DIRECTIVE:
Pick out all lines of the entries that include the word "series" and copy them.

Records that describe figures
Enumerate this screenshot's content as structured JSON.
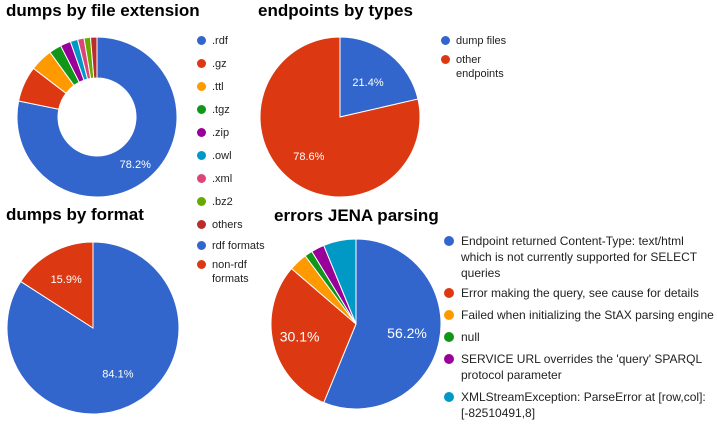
{
  "chart_data": [
    {
      "type": "pie",
      "title": "dumps by file extension",
      "donut": true,
      "legend_position": "right",
      "categories": [
        ".rdf",
        ".gz",
        ".ttl",
        ".tgz",
        ".zip",
        ".owl",
        ".xml",
        ".bz2",
        "others"
      ],
      "values": [
        78.2,
        7.2,
        4.6,
        2.5,
        2.1,
        1.5,
        1.3,
        1.3,
        1.3
      ],
      "colors": [
        "#3366cc",
        "#dc3912",
        "#ff9900",
        "#109618",
        "#990099",
        "#0099c6",
        "#dd4477",
        "#66aa00",
        "#b82e2e"
      ],
      "data_labels": [
        "78.2%",
        "",
        "",
        "",
        "",
        "",
        "",
        "",
        ""
      ]
    },
    {
      "type": "pie",
      "title": "endpoints by types",
      "legend_position": "right",
      "categories": [
        "dump files",
        "other endpoints"
      ],
      "values": [
        21.4,
        78.6
      ],
      "colors": [
        "#3366cc",
        "#dc3912"
      ],
      "data_labels": [
        "21.4%",
        "78.6%"
      ]
    },
    {
      "type": "pie",
      "title": "dumps by format",
      "legend_position": "right",
      "categories": [
        "rdf formats",
        "non-rdf formats"
      ],
      "values": [
        84.1,
        15.9
      ],
      "colors": [
        "#3366cc",
        "#dc3912"
      ],
      "data_labels": [
        "84.1%",
        "15.9%"
      ]
    },
    {
      "type": "pie",
      "title": "errors JENA parsing",
      "legend_position": "right",
      "categories": [
        "Endpoint returned Content-Type: text/html which is not currently supported for SELECT queries",
        "Error making the query, see cause for details",
        "Failed when initializing the StAX parsing engine",
        "null",
        "SERVICE URL overrides the 'query' SPARQL protocol parameter",
        "XMLStreamException: ParseError at [row,col]:[-82510491,8]"
      ],
      "values": [
        56.2,
        30.1,
        3.5,
        1.5,
        2.5,
        6.2
      ],
      "colors": [
        "#3366cc",
        "#dc3912",
        "#ff9900",
        "#109618",
        "#990099",
        "#0099c6"
      ],
      "data_labels": [
        "56.2%",
        "30.1%",
        "",
        "",
        "",
        ""
      ]
    }
  ],
  "legends": {
    "c0": [
      ".rdf",
      ".gz",
      ".ttl",
      ".tgz",
      ".zip",
      ".owl",
      ".xml",
      ".bz2",
      "others"
    ],
    "c1": [
      [
        "dump files"
      ],
      [
        "other",
        "endpoints"
      ]
    ],
    "c2": [
      [
        "rdf formats"
      ],
      [
        "non-rdf",
        "formats"
      ]
    ],
    "c3": [
      [
        "Endpoint returned Content-Type: text/html",
        "which is not currently supported for SELECT",
        "queries"
      ],
      [
        "Error making the query, see cause for details"
      ],
      [
        "Failed when initializing the StAX parsing engine"
      ],
      [
        "null"
      ],
      [
        "SERVICE URL overrides the 'query' SPARQL",
        "protocol parameter"
      ],
      [
        "XMLStreamException: ParseError at [row,col]:",
        "[-82510491,8]"
      ]
    ]
  }
}
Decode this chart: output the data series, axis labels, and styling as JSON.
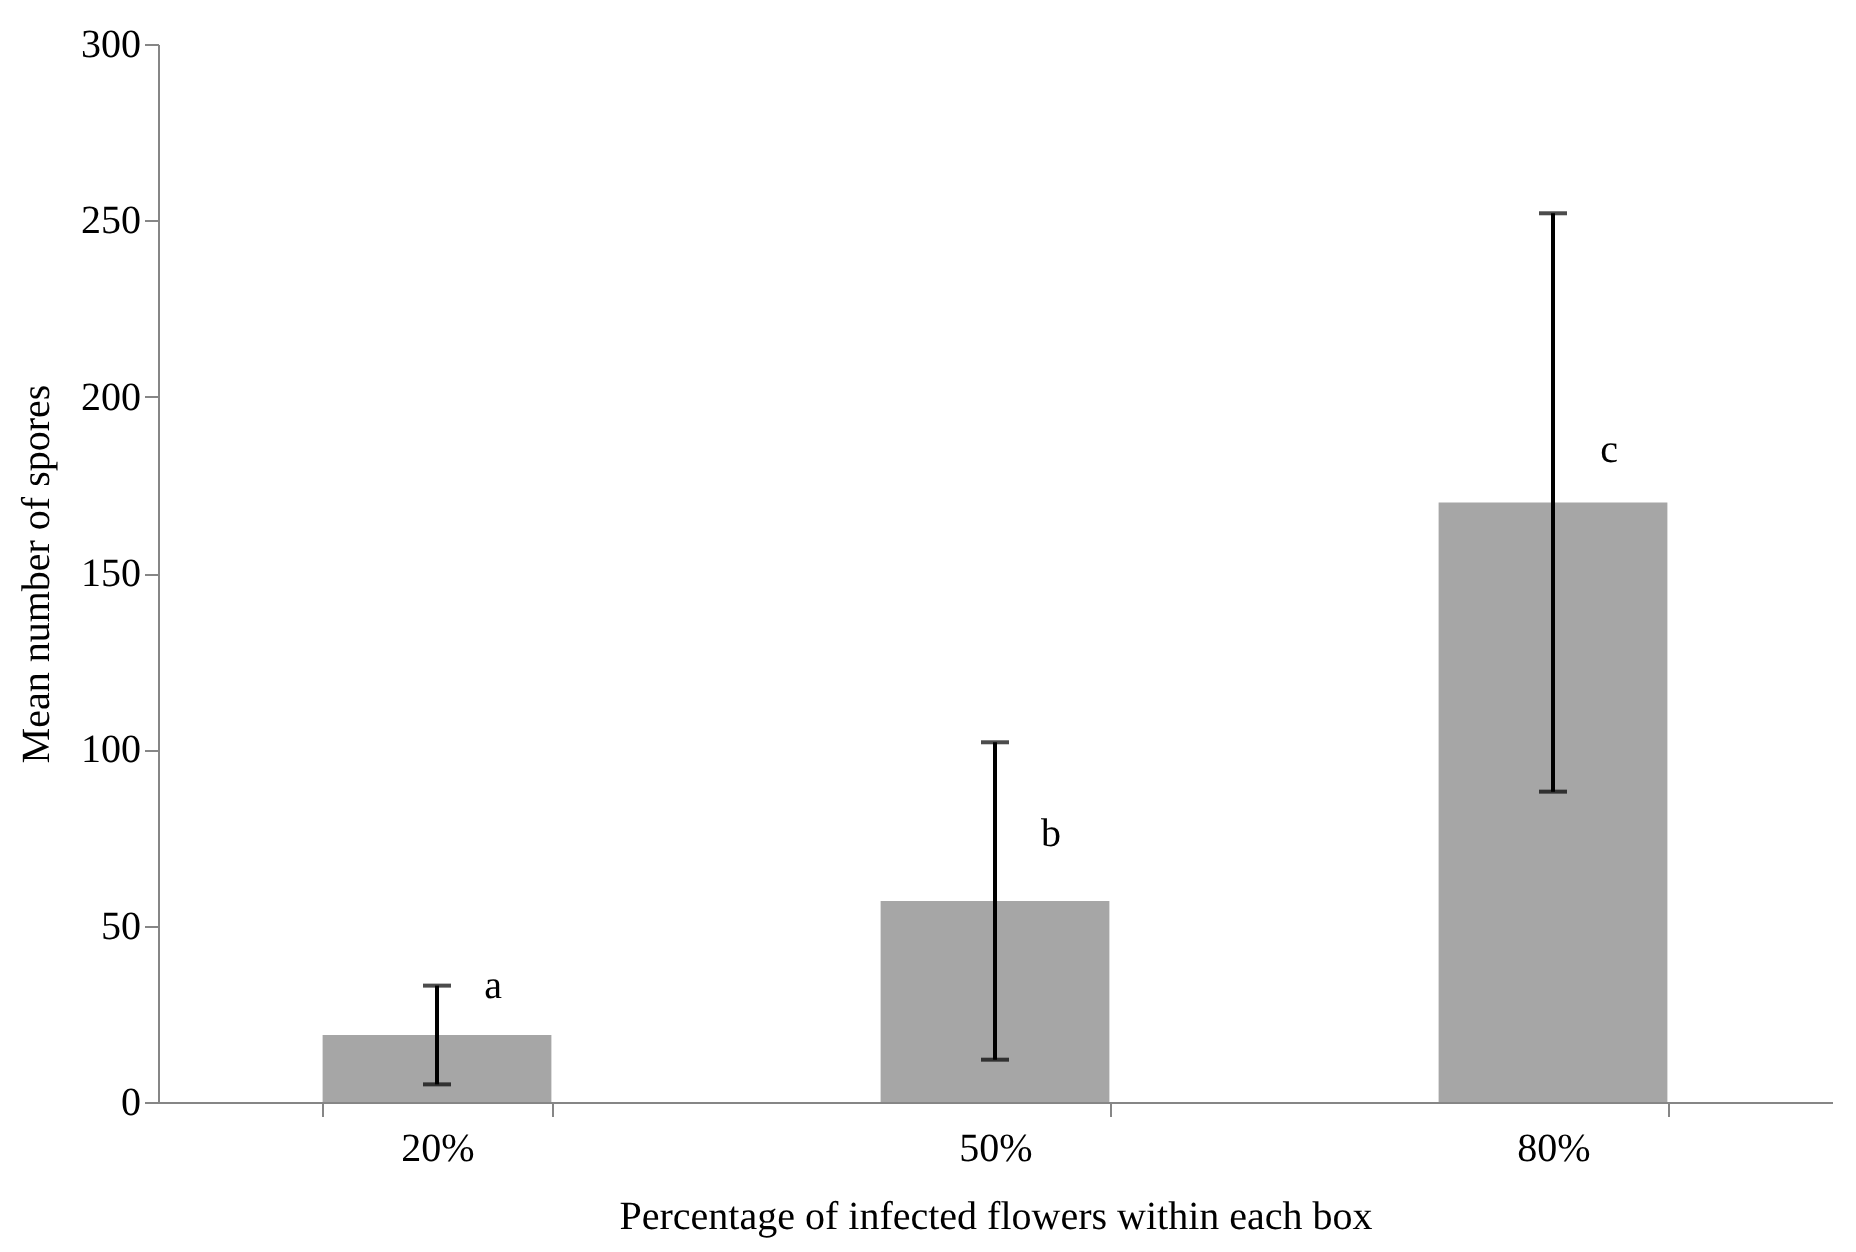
{
  "chart_data": {
    "type": "bar",
    "xlabel": "Percentage of infected flowers within each box",
    "ylabel": "Mean number of spores",
    "categories": [
      "20%",
      "50%",
      "80%"
    ],
    "values": [
      19,
      57,
      170
    ],
    "errors": [
      14,
      45,
      82
    ],
    "color": "#a6a6a6",
    "ylim": [
      0,
      300
    ],
    "yticks": [
      0,
      50,
      100,
      150,
      200,
      250,
      300
    ],
    "grid": false,
    "annotations": [
      {
        "text": "a",
        "x": "20%",
        "y": 33
      },
      {
        "text": "b",
        "x": "50%",
        "y": 76
      },
      {
        "text": "c",
        "x": "80%",
        "y": 185
      }
    ]
  }
}
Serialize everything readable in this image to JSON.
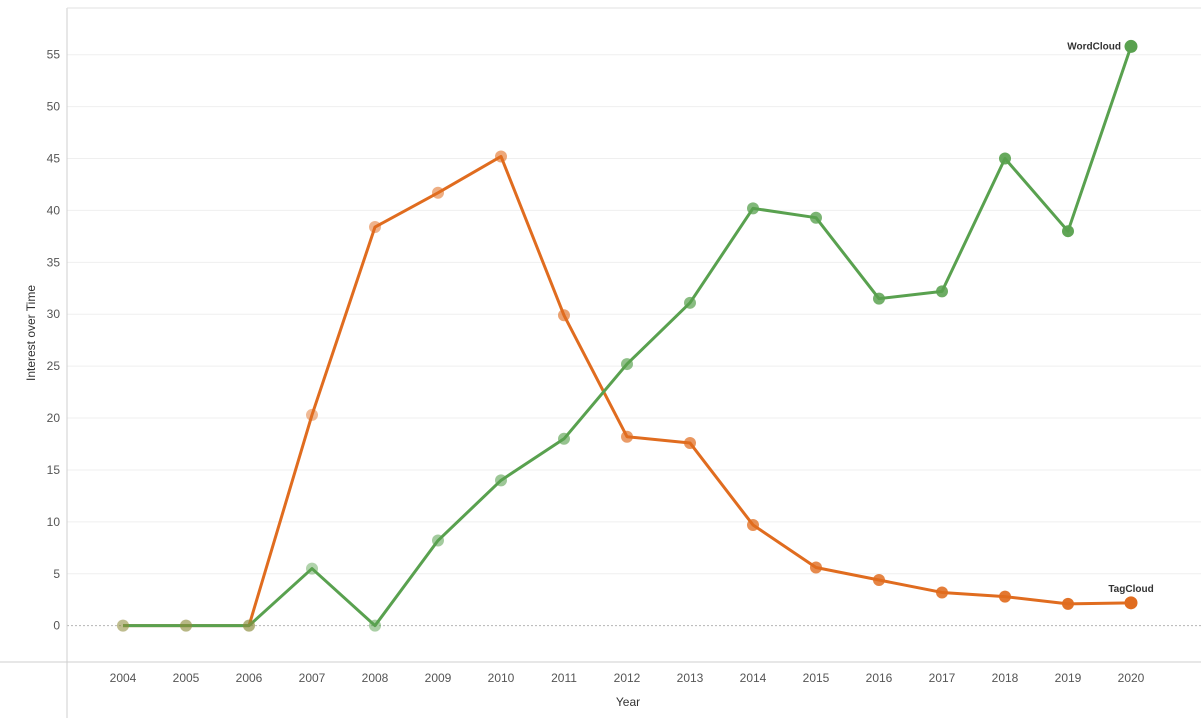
{
  "chart_data": {
    "type": "line",
    "title": "",
    "xlabel": "Year",
    "ylabel": "Interest over Time",
    "x": [
      2004,
      2005,
      2006,
      2007,
      2008,
      2009,
      2010,
      2011,
      2012,
      2013,
      2014,
      2015,
      2016,
      2017,
      2018,
      2019,
      2020
    ],
    "x_tick_labels": [
      "2004",
      "2005",
      "2006",
      "2007",
      "2008",
      "2009",
      "2010",
      "2011",
      "2012",
      "2013",
      "2014",
      "2015",
      "2016",
      "2017",
      "2018",
      "2019",
      "2020"
    ],
    "y_ticks": [
      0,
      5,
      10,
      15,
      20,
      25,
      30,
      35,
      40,
      45,
      50,
      55
    ],
    "y_tick_labels": [
      "0",
      "5",
      "10",
      "15",
      "20",
      "25",
      "30",
      "35",
      "40",
      "45",
      "50",
      "55"
    ],
    "ylim": [
      -3.5,
      59.5
    ],
    "grid": true,
    "legend": "none (series labeled at line ends)",
    "series": [
      {
        "name": "WordCloud",
        "color": "#59a14f",
        "values": [
          0,
          0,
          0,
          5.5,
          0,
          8.2,
          14,
          18,
          25.2,
          31.1,
          40.2,
          39.3,
          31.5,
          32.2,
          45,
          38,
          55.8
        ]
      },
      {
        "name": "TagCloud",
        "color": "#e06c1f",
        "values": [
          0,
          0,
          0,
          20.3,
          38.4,
          41.7,
          45.2,
          29.9,
          18.2,
          17.6,
          9.7,
          5.6,
          4.4,
          3.2,
          2.8,
          2.1,
          2.2
        ]
      }
    ]
  }
}
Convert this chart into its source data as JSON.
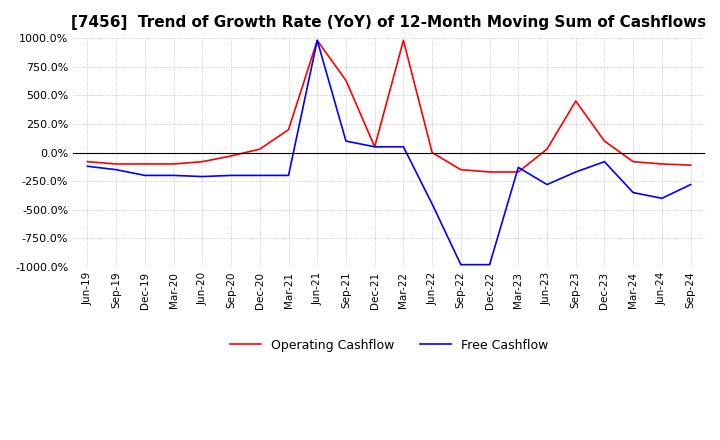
{
  "title": "[7456]  Trend of Growth Rate (YoY) of 12-Month Moving Sum of Cashflows",
  "ylim": [
    -1000,
    1000
  ],
  "yticks": [
    1000,
    750,
    500,
    250,
    0,
    -250,
    -500,
    -750,
    -1000
  ],
  "ytick_labels": [
    "1000.0%",
    "750.0%",
    "500.0%",
    "250.0%",
    "0.0%",
    "-250.0%",
    "-500.0%",
    "-750.0%",
    "-1000.0%"
  ],
  "x_labels": [
    "Jun-19",
    "Sep-19",
    "Dec-19",
    "Mar-20",
    "Jun-20",
    "Sep-20",
    "Dec-20",
    "Mar-21",
    "Jun-21",
    "Sep-21",
    "Dec-21",
    "Mar-22",
    "Jun-22",
    "Sep-22",
    "Dec-22",
    "Mar-23",
    "Jun-23",
    "Sep-23",
    "Dec-23",
    "Mar-24",
    "Jun-24",
    "Sep-24"
  ],
  "operating_cashflow": [
    -80,
    -100,
    -100,
    -100,
    -80,
    -30,
    30,
    200,
    980,
    630,
    50,
    980,
    0,
    -150,
    -170,
    -170,
    30,
    450,
    100,
    -80,
    -100,
    -110
  ],
  "free_cashflow": [
    -120,
    -150,
    -200,
    -200,
    -210,
    -200,
    -200,
    -200,
    980,
    100,
    50,
    50,
    -450,
    -980,
    -980,
    -130,
    -280,
    -170,
    -80,
    -350,
    -400,
    -280
  ],
  "op_color": "#ff0000",
  "fc_color": "#0000ff",
  "bg_color": "#ffffff",
  "grid_color": "#aaaaaa",
  "title_fontsize": 11,
  "legend_labels": [
    "Operating Cashflow",
    "Free Cashflow"
  ]
}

PROBLEM SOLUTION:
Decode this chart: output the data series, axis labels, and styling as JSON.
    "legend": "none (series labeled at line ends)",
    "series": [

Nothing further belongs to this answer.